▸ WORK REQUIRED
What you produce should be every line from the data that includes "BRIDGE".

[Records from a data source]
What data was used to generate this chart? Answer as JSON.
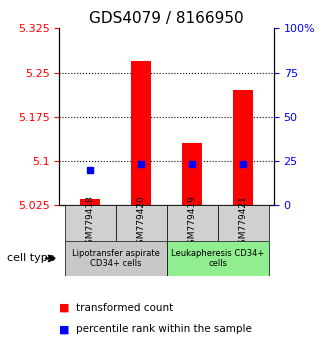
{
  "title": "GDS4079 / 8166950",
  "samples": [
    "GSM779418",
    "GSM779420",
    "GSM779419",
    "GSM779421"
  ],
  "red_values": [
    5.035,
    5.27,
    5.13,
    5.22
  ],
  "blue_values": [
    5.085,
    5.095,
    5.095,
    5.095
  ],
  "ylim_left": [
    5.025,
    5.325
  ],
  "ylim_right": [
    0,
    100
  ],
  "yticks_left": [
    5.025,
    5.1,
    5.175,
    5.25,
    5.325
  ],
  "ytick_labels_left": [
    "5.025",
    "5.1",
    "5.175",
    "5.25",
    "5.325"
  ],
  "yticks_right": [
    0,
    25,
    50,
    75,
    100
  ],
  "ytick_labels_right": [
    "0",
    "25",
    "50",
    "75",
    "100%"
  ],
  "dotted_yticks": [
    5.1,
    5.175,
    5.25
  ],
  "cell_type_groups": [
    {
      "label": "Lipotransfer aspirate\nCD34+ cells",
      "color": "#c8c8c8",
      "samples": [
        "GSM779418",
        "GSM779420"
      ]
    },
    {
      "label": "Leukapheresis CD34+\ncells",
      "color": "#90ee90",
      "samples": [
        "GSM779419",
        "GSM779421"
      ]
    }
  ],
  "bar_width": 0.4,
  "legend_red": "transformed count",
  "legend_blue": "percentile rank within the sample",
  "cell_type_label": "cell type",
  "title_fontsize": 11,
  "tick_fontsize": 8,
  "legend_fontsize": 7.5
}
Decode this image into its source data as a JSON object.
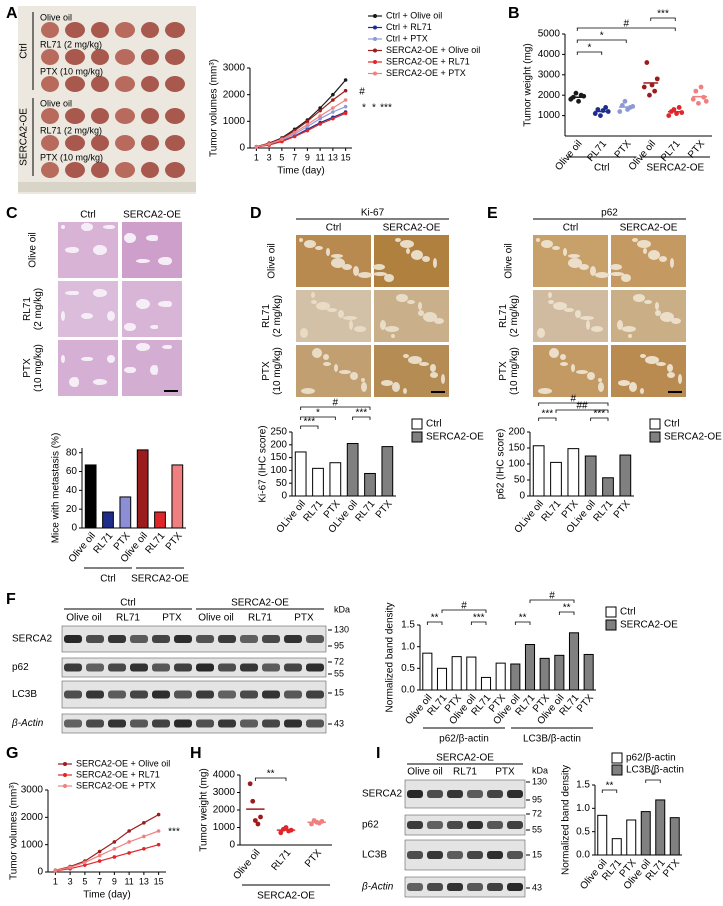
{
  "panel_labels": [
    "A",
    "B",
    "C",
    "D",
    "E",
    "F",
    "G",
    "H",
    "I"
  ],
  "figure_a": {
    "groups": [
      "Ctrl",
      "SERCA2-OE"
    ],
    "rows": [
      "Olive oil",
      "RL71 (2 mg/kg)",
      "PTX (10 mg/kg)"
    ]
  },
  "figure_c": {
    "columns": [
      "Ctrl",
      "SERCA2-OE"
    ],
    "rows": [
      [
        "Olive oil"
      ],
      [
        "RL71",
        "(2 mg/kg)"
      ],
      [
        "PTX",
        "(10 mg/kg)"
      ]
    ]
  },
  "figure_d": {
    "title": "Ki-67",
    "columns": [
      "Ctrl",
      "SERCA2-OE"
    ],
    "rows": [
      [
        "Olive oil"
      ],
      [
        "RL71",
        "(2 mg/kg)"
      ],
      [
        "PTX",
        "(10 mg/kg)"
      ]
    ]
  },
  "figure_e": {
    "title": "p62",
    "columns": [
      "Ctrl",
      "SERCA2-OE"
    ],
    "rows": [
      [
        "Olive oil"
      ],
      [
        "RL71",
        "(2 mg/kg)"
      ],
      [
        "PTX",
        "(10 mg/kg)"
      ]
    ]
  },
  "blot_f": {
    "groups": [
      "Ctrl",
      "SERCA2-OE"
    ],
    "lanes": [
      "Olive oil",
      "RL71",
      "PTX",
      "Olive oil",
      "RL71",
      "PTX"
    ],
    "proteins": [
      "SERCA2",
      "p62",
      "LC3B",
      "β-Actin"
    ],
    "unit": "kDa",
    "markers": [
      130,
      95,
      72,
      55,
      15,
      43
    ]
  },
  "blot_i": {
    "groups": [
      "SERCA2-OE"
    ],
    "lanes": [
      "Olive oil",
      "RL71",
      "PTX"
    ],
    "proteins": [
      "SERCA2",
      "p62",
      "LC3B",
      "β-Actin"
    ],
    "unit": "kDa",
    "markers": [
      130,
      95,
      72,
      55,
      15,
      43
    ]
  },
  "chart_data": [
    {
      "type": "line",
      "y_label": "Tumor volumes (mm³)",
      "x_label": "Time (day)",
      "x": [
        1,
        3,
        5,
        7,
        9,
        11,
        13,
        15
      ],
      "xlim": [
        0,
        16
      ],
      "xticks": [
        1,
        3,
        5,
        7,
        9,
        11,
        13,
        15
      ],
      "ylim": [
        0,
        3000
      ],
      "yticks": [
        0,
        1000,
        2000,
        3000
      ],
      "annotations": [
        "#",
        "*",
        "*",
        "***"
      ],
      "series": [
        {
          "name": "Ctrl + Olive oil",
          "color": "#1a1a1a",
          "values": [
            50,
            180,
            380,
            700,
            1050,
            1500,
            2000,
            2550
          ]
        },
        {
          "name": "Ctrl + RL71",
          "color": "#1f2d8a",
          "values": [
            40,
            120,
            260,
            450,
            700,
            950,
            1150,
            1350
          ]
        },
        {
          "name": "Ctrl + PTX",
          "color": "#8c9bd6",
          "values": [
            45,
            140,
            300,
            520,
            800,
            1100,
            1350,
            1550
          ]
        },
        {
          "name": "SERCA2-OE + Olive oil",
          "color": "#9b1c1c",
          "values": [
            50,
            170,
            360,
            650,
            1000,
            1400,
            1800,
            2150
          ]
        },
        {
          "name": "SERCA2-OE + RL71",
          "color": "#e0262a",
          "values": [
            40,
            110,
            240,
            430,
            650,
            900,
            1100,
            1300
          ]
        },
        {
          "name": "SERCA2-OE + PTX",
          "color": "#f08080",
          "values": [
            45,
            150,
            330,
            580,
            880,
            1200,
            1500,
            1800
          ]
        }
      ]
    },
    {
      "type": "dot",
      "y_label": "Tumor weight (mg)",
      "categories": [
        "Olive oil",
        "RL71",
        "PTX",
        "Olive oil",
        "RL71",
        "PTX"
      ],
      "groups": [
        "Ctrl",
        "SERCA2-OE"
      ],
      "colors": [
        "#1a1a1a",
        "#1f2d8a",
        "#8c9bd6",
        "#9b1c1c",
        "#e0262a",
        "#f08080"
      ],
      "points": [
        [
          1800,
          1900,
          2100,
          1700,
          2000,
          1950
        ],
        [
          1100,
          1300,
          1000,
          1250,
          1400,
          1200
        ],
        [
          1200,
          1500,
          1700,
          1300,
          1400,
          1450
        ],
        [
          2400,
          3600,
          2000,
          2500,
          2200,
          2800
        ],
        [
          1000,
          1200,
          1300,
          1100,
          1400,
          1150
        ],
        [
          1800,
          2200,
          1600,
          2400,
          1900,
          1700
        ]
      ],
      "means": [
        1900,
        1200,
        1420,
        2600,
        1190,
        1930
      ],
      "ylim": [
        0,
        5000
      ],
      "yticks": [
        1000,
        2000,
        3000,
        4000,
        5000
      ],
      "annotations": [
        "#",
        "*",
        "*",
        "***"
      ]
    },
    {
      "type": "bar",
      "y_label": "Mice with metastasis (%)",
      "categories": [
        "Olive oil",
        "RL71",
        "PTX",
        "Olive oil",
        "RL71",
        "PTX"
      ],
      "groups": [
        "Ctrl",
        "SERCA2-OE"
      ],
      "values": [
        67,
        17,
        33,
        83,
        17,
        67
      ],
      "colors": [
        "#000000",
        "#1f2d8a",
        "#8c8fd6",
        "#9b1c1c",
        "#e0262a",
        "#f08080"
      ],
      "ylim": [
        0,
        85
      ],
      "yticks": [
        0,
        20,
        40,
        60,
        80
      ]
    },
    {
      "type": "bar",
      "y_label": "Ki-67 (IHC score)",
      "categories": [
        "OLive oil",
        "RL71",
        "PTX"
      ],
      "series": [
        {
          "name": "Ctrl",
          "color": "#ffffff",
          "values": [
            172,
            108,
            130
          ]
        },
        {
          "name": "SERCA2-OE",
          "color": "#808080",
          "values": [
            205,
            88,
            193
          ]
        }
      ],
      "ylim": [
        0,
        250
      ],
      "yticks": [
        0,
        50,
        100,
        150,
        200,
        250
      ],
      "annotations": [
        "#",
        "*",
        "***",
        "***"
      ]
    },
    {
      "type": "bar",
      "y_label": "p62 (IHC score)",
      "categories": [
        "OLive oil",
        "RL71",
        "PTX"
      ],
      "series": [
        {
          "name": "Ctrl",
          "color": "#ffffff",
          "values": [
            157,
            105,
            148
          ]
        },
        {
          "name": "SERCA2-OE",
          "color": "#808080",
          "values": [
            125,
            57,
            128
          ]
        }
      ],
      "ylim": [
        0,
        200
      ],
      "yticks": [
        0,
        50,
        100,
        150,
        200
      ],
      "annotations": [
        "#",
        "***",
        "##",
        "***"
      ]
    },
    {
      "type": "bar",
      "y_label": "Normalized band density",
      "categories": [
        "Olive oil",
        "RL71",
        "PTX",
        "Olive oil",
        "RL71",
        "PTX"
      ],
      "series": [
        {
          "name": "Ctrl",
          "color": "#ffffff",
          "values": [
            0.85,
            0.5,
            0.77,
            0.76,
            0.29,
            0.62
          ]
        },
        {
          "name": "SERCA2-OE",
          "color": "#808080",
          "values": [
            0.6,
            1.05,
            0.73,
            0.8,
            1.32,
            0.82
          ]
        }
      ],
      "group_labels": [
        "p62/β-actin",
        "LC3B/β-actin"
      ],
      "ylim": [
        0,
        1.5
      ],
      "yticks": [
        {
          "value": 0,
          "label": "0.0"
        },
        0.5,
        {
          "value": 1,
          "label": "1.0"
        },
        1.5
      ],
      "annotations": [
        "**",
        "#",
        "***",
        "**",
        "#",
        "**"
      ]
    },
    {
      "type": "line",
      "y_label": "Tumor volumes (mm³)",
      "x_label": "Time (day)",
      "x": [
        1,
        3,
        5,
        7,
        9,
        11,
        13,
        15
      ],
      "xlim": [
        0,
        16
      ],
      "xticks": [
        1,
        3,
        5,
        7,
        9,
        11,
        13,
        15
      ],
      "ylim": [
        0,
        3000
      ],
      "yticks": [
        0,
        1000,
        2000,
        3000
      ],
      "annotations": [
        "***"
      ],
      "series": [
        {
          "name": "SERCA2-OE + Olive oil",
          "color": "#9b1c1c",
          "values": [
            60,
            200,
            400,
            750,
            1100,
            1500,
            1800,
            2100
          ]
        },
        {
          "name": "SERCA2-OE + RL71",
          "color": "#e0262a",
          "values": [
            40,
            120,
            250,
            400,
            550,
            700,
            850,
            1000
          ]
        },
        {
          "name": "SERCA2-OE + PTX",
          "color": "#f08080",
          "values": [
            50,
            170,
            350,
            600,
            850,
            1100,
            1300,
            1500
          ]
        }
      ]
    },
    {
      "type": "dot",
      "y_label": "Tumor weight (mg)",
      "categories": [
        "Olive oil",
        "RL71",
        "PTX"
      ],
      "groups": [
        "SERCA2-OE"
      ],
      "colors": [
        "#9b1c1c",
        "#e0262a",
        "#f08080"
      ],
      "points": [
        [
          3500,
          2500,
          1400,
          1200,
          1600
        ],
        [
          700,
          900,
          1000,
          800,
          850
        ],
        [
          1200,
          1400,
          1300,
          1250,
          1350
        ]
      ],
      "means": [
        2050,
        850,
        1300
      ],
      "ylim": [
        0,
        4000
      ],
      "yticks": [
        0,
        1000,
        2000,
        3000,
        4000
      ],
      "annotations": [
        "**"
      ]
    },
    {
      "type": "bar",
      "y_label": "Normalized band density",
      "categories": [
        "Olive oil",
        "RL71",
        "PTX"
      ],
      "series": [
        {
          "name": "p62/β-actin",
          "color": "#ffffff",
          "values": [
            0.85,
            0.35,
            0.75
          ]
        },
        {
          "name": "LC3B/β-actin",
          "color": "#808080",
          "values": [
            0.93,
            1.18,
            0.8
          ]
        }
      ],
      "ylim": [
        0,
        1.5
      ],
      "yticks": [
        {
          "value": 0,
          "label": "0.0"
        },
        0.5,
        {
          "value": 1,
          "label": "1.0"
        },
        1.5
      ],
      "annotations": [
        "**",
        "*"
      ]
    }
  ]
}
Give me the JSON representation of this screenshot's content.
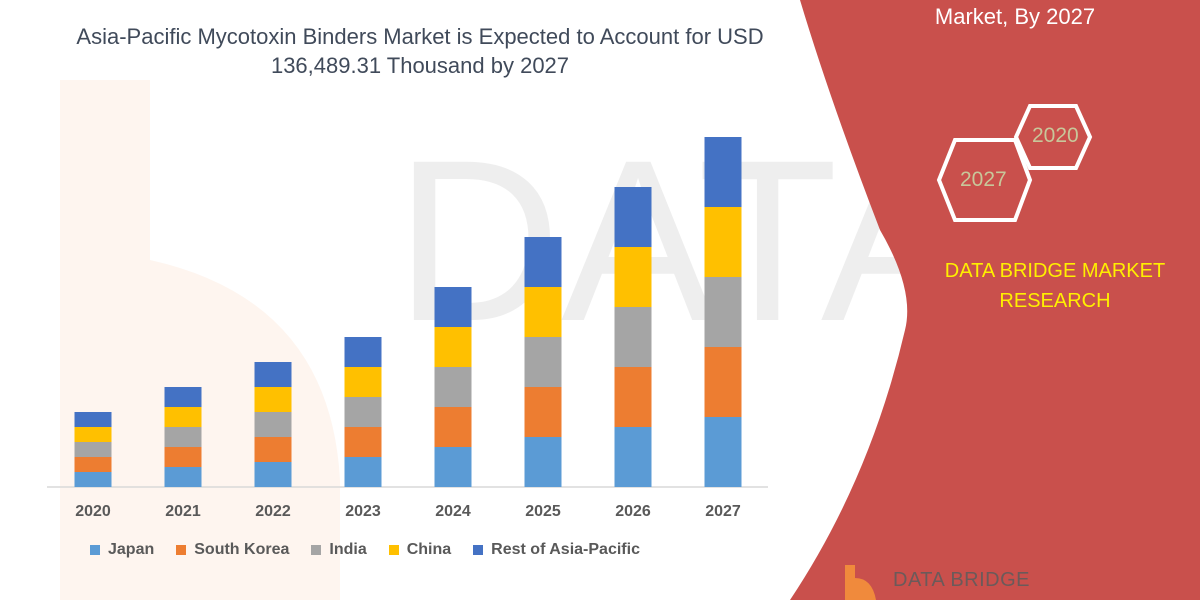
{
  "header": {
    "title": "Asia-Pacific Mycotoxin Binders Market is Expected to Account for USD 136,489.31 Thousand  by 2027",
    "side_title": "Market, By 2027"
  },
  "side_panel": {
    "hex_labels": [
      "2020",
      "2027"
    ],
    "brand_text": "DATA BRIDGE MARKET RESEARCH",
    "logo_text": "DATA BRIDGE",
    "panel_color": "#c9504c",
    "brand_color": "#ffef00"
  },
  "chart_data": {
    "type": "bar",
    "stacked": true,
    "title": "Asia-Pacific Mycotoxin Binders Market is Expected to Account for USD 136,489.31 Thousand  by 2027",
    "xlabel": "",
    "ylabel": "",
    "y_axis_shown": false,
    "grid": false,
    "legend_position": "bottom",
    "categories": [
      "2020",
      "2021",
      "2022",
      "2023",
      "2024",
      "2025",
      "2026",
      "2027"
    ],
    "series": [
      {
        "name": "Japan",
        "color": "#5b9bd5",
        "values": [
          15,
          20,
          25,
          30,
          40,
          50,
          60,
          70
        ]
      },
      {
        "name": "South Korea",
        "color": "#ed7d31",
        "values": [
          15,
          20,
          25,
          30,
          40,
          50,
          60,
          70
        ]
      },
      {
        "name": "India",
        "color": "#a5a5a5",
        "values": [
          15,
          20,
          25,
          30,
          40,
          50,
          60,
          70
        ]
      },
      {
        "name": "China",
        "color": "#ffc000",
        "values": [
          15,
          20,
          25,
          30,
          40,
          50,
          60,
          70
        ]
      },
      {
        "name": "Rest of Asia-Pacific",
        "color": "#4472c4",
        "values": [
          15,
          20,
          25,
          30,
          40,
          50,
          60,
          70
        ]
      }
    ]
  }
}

▸ ANSWER FOR THIS EXERCISE
    "brand_text": "DATA BRIDGE MARKET RESEARCH",
    "logo_text": "DATA BRIDGE",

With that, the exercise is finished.